── RECORDS PROVIDED

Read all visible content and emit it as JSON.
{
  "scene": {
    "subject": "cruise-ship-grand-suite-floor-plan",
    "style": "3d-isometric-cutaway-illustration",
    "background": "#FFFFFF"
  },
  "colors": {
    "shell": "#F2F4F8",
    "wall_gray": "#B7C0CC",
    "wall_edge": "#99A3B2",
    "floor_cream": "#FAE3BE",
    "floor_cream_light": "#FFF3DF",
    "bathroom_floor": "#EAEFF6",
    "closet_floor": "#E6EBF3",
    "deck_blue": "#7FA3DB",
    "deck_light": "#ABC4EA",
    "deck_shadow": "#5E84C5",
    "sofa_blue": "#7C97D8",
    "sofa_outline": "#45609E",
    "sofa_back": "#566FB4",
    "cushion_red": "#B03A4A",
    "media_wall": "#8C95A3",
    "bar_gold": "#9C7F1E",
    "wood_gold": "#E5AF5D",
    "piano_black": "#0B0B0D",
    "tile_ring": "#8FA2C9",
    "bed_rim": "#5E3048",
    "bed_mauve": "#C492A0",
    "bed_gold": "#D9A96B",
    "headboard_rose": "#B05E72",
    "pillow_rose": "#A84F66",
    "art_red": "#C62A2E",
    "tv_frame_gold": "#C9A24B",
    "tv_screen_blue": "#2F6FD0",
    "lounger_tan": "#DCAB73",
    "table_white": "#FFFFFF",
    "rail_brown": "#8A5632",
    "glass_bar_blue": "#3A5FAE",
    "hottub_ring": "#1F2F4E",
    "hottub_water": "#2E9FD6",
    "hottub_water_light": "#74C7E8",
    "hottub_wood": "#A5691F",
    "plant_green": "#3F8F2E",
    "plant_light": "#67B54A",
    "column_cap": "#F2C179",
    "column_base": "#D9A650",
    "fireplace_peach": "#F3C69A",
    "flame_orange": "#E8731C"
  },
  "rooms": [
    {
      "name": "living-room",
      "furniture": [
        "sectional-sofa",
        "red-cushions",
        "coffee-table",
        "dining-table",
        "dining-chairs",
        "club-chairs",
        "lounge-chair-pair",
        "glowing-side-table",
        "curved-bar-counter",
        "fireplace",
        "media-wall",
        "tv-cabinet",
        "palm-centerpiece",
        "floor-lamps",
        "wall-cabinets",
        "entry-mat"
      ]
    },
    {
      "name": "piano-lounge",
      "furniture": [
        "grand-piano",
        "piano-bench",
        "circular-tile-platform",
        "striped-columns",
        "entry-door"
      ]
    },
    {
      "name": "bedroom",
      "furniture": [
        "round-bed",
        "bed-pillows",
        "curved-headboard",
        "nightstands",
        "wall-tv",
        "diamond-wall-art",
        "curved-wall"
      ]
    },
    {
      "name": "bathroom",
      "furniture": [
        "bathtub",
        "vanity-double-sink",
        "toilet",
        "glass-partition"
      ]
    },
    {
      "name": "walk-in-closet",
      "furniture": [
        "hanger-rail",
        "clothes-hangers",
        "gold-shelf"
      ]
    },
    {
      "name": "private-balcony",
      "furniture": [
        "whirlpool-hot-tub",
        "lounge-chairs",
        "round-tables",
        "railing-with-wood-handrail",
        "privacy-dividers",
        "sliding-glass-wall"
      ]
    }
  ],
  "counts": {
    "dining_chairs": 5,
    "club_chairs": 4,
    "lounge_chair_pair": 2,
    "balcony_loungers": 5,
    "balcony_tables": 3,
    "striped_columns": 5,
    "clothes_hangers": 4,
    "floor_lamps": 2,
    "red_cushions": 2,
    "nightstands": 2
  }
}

────
── RECORDS PROVIDED

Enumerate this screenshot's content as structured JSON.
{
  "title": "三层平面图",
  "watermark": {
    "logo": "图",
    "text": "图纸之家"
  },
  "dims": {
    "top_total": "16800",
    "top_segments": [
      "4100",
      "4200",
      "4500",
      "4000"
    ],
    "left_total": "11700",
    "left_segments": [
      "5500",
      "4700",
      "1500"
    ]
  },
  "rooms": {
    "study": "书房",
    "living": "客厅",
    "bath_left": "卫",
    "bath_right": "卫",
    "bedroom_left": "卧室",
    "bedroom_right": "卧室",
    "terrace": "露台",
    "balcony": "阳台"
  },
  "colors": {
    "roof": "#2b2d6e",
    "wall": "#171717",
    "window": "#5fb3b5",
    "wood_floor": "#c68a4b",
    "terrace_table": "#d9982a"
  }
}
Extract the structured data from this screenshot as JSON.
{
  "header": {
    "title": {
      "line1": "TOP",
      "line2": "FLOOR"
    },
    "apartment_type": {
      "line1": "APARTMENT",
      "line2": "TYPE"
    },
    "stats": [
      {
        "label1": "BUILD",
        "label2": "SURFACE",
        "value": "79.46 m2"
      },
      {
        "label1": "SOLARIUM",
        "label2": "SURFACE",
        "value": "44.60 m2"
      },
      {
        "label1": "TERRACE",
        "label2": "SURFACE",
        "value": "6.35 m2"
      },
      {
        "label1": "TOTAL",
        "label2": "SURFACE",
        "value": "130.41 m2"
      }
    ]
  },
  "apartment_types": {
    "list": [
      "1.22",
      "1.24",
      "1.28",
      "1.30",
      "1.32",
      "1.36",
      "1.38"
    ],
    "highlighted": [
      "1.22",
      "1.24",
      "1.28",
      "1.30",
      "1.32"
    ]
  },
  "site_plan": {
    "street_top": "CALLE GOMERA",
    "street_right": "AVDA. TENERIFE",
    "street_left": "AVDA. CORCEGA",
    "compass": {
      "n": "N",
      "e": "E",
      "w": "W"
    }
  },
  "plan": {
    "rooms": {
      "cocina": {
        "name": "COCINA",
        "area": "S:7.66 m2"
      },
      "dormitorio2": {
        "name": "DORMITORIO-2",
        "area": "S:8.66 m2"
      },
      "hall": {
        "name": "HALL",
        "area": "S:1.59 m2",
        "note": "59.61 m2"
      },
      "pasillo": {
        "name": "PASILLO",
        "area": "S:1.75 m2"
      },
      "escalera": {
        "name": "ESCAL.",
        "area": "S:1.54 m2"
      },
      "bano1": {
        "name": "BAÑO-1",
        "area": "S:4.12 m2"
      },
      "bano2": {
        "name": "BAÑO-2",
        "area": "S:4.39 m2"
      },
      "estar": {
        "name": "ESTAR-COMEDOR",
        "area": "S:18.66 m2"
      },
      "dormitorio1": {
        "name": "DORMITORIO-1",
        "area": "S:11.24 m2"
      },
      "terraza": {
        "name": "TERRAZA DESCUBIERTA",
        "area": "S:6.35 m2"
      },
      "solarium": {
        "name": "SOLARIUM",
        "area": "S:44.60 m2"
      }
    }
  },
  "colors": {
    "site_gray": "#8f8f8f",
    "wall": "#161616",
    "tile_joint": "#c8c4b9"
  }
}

────
── RECORDS PROVIDED

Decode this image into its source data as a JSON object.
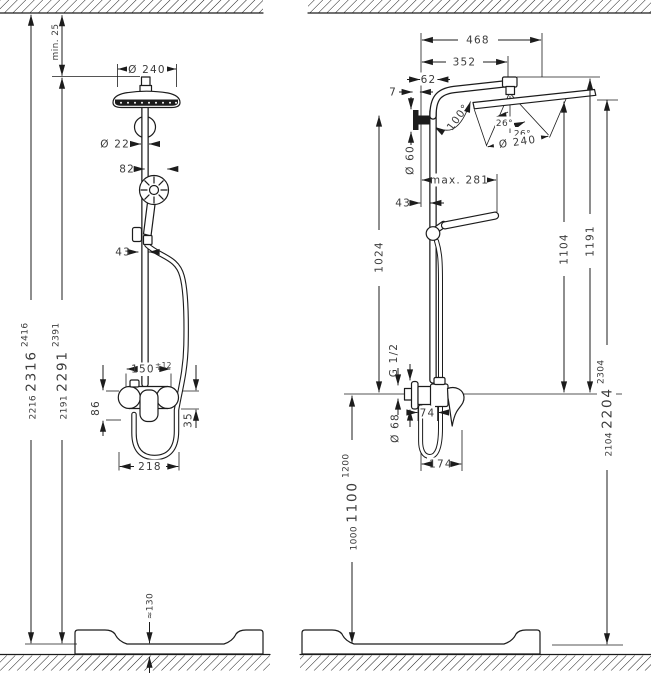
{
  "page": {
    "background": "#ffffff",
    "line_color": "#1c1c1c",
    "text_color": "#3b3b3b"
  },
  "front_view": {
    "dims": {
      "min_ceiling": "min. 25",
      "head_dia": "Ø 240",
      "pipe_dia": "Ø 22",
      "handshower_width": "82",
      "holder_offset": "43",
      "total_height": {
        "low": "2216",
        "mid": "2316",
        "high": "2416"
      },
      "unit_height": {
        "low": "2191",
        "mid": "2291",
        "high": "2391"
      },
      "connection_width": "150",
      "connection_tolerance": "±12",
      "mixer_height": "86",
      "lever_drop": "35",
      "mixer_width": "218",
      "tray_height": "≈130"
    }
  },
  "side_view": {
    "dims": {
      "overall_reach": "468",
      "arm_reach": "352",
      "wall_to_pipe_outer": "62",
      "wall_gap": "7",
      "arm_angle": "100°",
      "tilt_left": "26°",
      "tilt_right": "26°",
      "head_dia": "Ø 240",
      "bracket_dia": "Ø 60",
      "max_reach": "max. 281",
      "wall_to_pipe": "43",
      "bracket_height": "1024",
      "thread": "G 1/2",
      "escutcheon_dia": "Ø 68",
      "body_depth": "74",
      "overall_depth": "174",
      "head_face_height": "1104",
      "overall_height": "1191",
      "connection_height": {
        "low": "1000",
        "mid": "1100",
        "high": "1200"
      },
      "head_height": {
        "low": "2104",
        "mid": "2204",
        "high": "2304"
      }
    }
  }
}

────

### GOAL
Pull out all lines containing the word "this" from the entries above.

### PROBLEM SOLUTION
Enumerate this screenshot's content as structured JSON.
Extract the structured data from this screenshot as JSON.
Decode this image into its source data as a JSON object.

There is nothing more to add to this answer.